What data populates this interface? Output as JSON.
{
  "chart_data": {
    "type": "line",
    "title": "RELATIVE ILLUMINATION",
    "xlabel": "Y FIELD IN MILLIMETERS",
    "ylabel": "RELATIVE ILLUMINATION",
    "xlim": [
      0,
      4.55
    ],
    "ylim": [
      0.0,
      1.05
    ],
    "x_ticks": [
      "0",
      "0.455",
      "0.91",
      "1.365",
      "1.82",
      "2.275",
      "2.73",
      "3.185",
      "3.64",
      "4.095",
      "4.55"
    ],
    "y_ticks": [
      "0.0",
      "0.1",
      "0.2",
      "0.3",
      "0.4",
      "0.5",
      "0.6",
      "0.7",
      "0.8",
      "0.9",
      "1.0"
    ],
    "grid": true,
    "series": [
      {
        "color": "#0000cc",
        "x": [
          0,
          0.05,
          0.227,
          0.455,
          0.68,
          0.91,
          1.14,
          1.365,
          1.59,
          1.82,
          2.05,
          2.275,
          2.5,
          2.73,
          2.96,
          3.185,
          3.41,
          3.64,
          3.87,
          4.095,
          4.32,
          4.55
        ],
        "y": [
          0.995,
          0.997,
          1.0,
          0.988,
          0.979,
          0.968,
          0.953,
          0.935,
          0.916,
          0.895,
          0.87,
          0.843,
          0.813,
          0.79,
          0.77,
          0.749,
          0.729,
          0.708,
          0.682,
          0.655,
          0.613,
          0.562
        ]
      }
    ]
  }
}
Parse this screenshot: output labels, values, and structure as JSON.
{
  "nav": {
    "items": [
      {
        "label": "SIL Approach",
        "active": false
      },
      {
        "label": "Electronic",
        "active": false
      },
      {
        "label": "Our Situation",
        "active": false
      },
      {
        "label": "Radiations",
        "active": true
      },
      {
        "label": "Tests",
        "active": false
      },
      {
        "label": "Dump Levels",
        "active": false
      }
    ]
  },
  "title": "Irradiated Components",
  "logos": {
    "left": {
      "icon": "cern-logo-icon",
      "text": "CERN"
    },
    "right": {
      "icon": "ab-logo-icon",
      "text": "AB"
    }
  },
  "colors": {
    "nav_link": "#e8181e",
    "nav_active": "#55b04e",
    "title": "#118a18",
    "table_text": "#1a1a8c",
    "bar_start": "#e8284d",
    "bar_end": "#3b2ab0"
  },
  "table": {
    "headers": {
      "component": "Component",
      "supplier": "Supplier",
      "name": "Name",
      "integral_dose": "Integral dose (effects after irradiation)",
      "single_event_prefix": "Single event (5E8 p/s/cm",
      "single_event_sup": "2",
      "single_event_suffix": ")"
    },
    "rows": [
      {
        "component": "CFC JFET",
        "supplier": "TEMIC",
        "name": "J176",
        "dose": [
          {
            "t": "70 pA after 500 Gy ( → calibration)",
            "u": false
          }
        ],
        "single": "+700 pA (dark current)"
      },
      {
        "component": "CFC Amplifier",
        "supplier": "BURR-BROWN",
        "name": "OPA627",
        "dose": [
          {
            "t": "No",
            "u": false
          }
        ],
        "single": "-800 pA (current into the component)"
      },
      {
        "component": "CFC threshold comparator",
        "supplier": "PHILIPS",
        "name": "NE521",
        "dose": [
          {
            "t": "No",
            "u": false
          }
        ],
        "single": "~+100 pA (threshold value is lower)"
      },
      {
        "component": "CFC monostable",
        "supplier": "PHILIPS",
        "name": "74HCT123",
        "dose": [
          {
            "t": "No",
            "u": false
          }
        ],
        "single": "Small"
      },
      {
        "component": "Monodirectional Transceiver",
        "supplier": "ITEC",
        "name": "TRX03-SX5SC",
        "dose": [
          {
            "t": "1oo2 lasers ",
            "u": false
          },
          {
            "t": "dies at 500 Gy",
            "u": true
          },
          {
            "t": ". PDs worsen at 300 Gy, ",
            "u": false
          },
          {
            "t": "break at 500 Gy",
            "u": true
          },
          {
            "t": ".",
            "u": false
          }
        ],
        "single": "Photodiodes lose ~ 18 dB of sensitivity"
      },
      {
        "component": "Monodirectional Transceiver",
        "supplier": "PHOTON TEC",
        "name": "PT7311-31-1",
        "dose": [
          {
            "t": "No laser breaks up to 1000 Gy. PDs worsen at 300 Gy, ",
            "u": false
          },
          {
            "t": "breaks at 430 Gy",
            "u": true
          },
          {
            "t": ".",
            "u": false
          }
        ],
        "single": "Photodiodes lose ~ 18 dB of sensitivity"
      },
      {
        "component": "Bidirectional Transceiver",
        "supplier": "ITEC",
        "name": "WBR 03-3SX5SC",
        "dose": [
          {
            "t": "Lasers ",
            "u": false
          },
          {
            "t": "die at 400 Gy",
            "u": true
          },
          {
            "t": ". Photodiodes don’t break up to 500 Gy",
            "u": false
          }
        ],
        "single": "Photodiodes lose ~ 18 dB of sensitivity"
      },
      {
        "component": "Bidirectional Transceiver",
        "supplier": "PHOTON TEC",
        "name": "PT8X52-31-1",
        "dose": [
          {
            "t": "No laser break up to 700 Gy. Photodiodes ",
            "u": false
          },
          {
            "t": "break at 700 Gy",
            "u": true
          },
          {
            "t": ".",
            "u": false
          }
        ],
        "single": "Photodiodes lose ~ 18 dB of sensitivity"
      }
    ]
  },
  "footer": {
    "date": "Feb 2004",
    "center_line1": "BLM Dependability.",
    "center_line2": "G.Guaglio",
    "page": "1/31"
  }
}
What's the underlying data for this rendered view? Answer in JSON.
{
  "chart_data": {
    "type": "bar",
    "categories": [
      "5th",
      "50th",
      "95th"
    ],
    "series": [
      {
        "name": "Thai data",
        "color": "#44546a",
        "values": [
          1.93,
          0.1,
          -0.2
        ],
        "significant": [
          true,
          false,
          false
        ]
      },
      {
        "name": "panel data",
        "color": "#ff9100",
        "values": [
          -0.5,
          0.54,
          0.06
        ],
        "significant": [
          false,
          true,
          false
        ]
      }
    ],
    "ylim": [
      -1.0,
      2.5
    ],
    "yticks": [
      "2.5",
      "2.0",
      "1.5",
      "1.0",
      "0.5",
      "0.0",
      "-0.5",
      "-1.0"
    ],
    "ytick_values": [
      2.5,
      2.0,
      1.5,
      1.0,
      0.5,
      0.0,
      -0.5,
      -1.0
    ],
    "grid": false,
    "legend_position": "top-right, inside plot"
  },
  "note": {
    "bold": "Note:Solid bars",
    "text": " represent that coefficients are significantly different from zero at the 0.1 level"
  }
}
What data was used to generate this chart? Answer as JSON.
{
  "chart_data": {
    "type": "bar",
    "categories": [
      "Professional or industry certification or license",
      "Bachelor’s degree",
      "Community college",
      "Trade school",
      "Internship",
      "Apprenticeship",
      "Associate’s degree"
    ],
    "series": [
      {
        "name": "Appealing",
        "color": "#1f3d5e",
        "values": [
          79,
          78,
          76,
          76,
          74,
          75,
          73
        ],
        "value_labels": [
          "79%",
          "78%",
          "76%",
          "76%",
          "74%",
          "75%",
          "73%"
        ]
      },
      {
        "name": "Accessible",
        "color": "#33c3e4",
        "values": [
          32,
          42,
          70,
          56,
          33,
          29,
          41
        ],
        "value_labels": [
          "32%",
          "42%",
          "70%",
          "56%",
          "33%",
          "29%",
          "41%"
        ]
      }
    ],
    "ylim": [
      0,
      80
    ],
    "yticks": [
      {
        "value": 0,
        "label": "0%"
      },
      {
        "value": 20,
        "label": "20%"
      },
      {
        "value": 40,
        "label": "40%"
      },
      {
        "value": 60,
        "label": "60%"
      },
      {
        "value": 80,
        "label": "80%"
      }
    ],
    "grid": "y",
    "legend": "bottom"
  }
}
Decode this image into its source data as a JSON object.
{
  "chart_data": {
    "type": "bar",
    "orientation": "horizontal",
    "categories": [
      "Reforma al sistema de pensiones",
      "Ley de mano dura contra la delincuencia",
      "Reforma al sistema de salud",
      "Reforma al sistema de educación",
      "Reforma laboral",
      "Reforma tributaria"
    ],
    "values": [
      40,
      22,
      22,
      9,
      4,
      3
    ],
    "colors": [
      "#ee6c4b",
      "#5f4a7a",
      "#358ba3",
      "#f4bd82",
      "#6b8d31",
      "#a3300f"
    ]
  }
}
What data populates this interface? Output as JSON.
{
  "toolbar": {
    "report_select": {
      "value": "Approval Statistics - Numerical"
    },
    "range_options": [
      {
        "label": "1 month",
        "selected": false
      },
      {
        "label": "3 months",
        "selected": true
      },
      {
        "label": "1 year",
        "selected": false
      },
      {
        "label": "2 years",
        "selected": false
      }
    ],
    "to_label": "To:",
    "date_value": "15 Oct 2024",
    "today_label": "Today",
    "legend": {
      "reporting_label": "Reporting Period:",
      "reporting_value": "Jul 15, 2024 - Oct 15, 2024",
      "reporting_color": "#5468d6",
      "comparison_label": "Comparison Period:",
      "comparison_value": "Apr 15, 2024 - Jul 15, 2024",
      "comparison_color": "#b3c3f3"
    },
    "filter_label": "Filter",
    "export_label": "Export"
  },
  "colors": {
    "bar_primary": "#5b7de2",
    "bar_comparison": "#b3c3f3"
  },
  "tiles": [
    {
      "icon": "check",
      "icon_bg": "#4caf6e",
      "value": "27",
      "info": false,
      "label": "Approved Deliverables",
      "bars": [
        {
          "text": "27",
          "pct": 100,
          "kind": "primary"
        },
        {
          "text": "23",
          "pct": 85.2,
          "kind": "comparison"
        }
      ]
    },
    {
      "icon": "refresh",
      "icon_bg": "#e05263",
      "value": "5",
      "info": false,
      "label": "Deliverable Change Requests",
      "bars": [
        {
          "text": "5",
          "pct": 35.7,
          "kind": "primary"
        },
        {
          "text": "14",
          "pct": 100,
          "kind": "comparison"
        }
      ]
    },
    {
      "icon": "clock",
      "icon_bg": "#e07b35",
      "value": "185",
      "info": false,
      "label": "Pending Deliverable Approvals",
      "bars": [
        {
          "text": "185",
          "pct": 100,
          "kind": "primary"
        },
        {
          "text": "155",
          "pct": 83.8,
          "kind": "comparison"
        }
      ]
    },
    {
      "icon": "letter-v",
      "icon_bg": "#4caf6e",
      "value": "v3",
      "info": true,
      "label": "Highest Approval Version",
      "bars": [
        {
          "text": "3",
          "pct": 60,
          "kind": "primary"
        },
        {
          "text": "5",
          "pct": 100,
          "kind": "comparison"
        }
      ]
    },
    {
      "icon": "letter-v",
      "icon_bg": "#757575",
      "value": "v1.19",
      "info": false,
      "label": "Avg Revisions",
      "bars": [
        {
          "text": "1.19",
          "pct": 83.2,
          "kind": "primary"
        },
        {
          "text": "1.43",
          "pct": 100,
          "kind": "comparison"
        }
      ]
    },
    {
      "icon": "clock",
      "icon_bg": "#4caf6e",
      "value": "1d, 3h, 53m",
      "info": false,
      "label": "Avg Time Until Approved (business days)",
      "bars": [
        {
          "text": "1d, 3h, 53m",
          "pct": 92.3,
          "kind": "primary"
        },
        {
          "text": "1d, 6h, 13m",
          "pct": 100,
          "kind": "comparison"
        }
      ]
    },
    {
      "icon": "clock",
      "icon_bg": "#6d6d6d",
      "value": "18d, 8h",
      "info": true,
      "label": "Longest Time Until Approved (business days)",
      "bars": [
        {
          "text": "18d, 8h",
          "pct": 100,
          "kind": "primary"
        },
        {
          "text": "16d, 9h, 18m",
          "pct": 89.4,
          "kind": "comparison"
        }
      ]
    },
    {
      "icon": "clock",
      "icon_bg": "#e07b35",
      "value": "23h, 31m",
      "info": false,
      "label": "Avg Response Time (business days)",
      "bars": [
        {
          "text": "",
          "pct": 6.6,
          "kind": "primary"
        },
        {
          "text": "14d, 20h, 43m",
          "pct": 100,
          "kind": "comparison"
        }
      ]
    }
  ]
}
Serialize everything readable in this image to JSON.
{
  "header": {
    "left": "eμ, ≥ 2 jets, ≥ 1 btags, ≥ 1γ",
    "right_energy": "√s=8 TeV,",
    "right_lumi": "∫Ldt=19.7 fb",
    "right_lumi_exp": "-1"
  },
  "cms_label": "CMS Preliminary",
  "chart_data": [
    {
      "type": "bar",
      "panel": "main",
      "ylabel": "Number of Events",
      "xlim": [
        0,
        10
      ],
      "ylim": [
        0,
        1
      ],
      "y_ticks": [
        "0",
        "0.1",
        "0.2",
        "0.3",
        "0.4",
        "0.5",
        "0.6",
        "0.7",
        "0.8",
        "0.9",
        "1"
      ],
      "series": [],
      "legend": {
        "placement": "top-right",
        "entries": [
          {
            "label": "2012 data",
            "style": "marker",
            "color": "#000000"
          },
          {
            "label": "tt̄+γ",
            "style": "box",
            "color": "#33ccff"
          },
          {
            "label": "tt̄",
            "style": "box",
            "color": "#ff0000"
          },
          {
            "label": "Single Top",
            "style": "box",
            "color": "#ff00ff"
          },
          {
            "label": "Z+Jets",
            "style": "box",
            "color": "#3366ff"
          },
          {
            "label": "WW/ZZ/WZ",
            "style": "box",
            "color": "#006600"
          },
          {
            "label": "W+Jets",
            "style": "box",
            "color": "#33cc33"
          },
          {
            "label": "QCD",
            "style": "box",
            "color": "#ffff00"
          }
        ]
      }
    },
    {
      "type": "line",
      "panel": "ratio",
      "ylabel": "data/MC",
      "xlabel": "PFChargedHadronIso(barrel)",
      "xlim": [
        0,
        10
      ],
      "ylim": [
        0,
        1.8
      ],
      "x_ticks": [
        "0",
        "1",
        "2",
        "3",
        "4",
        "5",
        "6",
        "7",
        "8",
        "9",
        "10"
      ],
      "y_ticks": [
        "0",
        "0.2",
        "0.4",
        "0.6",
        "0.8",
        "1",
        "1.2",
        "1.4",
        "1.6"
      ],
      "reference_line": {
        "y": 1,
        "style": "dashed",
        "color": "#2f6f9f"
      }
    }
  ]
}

---+---

# Task goal
Where a line contains the string "after", extract that line.

# Reply to the exercise
      "integral_dose": "Integral dose (effects after irradiation)",
            "t": "70 pA after 500 Gy ( → calibration)",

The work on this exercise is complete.